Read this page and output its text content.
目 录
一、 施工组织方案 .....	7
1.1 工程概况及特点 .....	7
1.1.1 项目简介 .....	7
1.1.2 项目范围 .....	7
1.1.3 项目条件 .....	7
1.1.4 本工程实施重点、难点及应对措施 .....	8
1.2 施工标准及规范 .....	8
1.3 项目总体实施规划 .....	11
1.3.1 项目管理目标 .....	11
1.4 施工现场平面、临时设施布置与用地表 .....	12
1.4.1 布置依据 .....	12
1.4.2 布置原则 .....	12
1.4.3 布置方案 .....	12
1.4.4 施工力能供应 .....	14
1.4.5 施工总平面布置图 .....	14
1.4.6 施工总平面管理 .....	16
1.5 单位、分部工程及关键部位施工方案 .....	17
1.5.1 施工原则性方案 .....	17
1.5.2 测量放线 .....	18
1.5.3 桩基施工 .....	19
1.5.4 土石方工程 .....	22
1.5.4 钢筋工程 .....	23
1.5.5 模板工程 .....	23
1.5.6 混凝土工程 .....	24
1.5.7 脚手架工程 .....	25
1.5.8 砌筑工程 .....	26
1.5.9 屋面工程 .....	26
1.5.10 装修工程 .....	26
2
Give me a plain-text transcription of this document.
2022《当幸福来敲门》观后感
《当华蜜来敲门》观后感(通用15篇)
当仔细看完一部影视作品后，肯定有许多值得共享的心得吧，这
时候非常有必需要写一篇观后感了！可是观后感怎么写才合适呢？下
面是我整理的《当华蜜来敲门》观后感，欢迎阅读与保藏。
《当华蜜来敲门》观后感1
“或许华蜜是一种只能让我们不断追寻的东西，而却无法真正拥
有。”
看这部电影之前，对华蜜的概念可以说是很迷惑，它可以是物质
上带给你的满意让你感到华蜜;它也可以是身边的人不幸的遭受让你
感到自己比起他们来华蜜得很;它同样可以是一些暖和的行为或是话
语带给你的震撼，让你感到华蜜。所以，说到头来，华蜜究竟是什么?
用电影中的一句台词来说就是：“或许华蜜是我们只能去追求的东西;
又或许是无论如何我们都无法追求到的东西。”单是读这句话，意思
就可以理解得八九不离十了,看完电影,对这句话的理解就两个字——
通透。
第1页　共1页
== == ==
▶ Task objective: Extract, verbatim, the lines from the one containing "Give me a plain-text" through the last line of the listing above.

▶ Exercise solution:
Give me a plain-text transcription of this document.
2022《当幸福来敲门》观后感
《当华蜜来敲门》观后感(通用15篇)
当仔细看完一部影视作品后，肯定有许多值得共享的心得吧，这
时候非常有必需要写一篇观后感了！可是观后感怎么写才合适呢？下
面是我整理的《当华蜜来敲门》观后感，欢迎阅读与保藏。
《当华蜜来敲门》观后感1
“或许华蜜是一种只能让我们不断追寻的东西，而却无法真正拥
有。”
看这部电影之前，对华蜜的概念可以说是很迷惑，它可以是物质
上带给你的满意让你感到华蜜;它也可以是身边的人不幸的遭受让你
感到自己比起他们来华蜜得很;它同样可以是一些暖和的行为或是话
语带给你的震撼，让你感到华蜜。所以，说到头来，华蜜究竟是什么?
用电影中的一句台词来说就是：“或许华蜜是我们只能去追求的东西;
又或许是无论如何我们都无法追求到的东西。”单是读这句话，意思
就可以理解得八九不离十了,看完电影,对这句话的理解就两个字——
通透。
第1页　共1页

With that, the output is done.